• _Records_
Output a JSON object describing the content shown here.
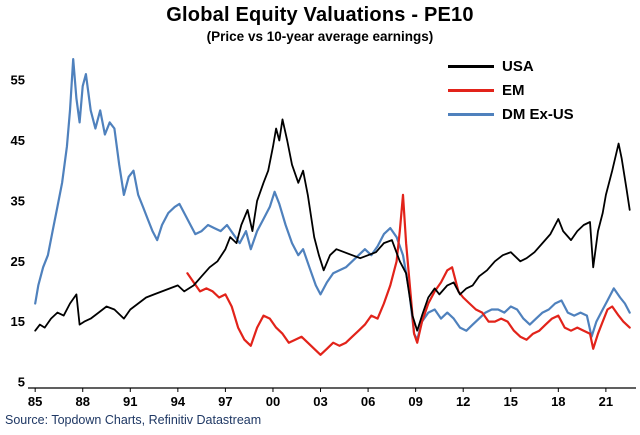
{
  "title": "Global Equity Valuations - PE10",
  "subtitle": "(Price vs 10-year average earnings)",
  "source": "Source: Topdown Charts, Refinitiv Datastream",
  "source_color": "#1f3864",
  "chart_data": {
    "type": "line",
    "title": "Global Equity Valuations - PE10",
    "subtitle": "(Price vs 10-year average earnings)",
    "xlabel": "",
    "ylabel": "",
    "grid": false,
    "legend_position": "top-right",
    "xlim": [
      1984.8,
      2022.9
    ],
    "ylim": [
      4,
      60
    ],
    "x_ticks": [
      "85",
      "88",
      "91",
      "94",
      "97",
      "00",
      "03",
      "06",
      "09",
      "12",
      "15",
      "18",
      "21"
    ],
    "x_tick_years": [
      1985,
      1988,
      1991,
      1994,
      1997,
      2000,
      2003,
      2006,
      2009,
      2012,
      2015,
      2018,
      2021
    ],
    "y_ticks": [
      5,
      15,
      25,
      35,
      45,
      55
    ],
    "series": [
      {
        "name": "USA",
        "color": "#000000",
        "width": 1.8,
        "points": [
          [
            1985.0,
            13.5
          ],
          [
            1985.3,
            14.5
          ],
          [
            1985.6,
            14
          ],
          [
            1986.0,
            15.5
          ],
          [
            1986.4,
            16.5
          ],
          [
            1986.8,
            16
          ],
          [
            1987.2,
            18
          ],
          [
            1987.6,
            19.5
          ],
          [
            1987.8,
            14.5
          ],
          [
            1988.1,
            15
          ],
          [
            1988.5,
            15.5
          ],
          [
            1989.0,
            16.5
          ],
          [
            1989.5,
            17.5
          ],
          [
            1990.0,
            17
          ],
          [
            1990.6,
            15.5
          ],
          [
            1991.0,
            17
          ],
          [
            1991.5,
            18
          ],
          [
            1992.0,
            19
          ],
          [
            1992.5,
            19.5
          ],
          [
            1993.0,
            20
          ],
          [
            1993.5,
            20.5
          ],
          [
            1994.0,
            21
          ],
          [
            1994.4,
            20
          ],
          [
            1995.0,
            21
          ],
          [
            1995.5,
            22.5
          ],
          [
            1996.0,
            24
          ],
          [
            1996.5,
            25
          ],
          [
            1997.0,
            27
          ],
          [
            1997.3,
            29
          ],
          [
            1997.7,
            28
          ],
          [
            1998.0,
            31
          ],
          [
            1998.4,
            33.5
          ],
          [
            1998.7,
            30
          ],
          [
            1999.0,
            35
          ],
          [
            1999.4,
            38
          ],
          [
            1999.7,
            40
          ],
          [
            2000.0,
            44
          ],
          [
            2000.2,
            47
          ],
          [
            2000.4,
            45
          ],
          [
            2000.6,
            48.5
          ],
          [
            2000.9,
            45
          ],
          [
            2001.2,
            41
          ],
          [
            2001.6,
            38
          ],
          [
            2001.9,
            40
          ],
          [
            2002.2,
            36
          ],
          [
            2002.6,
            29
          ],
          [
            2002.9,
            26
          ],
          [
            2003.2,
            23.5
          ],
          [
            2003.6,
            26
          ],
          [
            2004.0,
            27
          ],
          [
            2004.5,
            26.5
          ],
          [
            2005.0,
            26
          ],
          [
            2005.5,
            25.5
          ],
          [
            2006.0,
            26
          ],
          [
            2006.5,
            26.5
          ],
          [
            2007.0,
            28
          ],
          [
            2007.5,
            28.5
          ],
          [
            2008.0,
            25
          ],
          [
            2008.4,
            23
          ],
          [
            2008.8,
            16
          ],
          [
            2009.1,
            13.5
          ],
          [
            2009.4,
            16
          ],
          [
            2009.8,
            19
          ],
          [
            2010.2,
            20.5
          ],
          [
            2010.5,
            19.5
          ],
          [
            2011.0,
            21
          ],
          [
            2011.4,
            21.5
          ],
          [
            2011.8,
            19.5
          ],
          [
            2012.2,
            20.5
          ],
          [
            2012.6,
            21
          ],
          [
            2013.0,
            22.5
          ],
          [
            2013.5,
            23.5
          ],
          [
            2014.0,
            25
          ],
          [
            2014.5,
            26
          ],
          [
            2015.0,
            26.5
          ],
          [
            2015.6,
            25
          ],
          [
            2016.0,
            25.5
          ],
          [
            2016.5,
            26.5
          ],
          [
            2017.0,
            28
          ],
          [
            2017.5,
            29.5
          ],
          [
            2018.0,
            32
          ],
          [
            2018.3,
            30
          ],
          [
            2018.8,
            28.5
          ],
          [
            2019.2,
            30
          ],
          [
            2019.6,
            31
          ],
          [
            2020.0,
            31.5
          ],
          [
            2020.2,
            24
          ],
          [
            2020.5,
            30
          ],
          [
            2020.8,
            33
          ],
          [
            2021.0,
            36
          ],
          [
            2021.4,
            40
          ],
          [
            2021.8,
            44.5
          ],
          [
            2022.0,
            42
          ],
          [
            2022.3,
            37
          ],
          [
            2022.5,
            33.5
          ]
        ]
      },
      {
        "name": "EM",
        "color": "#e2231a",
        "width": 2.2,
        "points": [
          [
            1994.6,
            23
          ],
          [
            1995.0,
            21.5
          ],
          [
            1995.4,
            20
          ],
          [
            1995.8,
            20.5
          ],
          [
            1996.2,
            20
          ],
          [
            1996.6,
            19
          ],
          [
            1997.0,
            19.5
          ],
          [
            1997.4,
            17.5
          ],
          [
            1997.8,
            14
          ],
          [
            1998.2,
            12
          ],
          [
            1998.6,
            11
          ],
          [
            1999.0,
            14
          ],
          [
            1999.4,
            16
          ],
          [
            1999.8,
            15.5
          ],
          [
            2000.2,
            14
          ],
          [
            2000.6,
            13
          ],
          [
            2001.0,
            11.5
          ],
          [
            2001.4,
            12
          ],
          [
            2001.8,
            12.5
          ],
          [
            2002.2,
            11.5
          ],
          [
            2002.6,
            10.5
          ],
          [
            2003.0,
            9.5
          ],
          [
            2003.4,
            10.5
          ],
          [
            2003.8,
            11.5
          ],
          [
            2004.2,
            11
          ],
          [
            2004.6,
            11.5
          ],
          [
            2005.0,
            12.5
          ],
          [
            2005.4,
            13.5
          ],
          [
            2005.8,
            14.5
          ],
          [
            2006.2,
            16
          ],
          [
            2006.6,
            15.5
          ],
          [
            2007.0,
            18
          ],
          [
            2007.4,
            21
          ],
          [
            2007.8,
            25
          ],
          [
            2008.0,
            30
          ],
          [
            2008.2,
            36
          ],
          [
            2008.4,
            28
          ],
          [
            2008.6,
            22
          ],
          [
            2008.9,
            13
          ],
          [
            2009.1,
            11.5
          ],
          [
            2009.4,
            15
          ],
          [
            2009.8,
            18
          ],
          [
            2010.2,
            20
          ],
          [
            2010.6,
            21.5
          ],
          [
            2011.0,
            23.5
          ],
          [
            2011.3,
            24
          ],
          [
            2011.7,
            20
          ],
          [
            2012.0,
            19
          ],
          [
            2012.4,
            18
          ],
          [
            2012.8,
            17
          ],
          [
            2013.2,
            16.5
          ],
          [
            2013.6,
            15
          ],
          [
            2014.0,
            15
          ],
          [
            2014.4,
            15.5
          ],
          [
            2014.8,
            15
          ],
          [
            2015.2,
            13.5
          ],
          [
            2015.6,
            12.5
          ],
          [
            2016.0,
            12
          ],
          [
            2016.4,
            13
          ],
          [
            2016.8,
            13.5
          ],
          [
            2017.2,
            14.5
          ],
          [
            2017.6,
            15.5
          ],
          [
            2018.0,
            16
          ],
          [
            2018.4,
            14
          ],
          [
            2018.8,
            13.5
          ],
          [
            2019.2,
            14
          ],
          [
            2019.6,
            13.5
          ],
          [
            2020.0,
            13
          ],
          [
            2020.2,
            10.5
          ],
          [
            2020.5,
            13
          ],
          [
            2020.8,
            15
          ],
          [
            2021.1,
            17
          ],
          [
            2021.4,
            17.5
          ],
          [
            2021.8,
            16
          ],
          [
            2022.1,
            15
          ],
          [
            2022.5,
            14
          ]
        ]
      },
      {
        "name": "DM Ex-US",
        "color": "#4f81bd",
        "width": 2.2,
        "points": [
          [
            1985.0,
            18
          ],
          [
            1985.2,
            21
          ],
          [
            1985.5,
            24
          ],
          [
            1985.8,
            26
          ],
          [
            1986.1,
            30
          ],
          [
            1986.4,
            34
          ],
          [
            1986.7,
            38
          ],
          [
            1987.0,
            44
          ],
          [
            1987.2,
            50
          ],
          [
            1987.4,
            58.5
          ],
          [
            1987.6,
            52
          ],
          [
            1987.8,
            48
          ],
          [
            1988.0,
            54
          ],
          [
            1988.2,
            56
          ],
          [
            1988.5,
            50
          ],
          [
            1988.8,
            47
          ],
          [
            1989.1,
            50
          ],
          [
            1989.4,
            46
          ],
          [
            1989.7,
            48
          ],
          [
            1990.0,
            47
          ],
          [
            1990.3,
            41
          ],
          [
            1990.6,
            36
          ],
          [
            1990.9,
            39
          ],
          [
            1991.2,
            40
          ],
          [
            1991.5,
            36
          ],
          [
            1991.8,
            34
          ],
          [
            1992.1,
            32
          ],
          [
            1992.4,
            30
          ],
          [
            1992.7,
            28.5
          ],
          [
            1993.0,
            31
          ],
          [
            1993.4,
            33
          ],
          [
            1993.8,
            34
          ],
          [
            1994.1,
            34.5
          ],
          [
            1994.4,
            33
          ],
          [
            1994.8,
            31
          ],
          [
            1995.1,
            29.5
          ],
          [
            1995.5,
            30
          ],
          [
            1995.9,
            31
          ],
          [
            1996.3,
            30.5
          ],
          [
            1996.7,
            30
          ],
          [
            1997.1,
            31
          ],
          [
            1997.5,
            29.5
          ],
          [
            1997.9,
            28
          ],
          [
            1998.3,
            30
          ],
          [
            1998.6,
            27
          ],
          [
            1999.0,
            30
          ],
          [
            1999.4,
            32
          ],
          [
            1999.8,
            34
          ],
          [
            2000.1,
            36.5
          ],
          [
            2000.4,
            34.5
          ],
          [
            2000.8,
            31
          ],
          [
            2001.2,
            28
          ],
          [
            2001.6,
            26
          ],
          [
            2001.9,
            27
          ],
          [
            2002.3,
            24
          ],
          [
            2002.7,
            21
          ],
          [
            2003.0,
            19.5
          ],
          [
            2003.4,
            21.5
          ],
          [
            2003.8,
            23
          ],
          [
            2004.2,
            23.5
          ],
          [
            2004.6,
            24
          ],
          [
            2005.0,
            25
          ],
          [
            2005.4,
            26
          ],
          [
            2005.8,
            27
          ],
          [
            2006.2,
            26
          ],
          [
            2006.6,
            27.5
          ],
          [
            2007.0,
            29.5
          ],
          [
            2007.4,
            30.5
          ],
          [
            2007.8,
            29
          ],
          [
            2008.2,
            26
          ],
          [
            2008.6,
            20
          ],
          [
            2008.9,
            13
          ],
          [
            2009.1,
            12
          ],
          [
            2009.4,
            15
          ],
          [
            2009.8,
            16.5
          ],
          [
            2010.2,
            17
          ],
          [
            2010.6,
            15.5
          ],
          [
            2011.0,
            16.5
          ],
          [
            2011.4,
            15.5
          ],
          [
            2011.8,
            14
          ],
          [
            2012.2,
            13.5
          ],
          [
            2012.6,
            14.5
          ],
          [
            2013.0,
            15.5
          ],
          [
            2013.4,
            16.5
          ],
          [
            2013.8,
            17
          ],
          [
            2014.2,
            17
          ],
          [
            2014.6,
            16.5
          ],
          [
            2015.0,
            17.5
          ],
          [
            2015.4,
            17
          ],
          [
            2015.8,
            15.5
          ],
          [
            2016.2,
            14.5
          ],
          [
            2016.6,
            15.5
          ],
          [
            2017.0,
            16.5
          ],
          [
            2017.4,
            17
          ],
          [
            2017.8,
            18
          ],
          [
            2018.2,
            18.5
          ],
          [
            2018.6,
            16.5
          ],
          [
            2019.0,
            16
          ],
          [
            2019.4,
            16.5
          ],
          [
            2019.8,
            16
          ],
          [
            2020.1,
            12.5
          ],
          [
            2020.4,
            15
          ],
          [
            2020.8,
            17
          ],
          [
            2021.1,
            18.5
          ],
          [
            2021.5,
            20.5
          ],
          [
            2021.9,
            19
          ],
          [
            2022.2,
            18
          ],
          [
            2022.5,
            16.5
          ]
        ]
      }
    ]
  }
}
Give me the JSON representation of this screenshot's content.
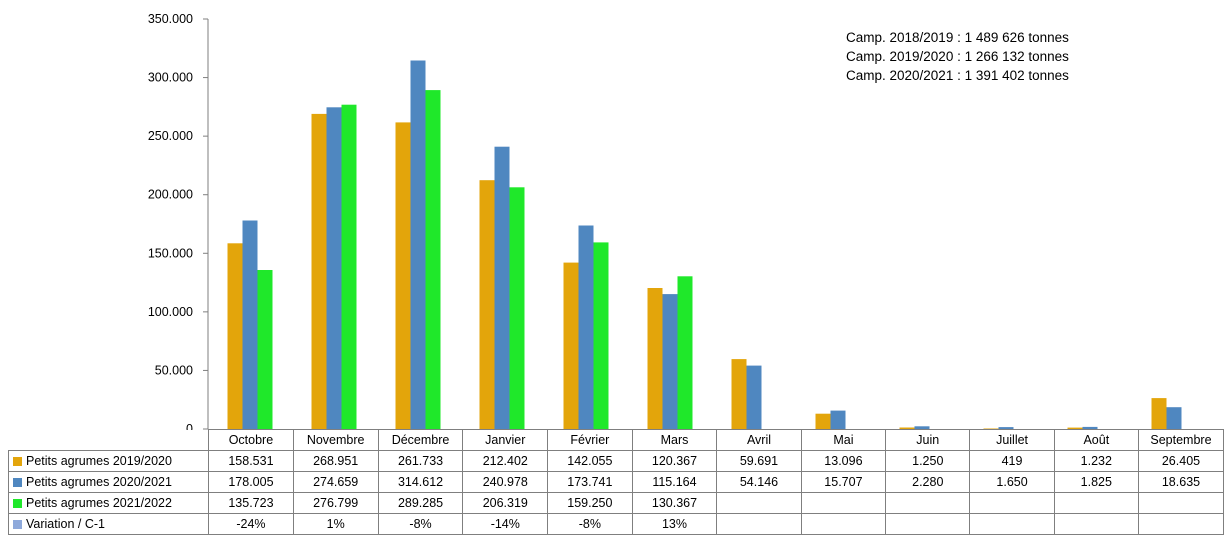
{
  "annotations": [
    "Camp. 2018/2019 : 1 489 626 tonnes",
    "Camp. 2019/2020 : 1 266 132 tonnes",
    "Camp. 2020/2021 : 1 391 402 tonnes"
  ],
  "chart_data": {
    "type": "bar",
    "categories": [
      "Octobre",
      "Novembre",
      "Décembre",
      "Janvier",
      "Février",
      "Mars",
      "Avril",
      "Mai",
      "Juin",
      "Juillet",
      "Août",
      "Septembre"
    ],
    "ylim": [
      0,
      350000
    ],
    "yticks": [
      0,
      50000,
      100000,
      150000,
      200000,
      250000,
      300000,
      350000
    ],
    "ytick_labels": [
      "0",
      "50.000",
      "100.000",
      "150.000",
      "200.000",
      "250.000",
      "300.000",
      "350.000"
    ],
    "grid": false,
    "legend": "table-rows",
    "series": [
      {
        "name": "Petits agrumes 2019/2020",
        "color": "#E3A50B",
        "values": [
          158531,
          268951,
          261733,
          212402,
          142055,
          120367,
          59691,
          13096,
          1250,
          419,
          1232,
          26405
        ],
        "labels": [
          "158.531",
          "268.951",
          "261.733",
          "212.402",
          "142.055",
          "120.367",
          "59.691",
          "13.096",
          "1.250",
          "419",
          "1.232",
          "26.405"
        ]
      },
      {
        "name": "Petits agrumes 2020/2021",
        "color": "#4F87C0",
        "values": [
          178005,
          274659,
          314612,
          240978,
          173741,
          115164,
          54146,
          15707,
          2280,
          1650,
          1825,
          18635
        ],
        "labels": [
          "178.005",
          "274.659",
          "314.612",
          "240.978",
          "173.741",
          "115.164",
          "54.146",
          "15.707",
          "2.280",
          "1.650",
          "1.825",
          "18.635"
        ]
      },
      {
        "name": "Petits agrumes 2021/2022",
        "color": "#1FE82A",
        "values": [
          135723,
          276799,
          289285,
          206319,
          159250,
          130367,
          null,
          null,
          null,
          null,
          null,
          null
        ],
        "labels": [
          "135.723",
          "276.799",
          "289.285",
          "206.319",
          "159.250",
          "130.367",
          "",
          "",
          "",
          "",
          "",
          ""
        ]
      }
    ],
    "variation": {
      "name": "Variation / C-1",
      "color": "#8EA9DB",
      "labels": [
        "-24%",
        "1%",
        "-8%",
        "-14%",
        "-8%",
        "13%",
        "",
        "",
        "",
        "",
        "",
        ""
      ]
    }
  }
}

• _Prompt_
Write down the number of lines where the word "Petits" appears, and nothing further.

• _Result of the exercise_
3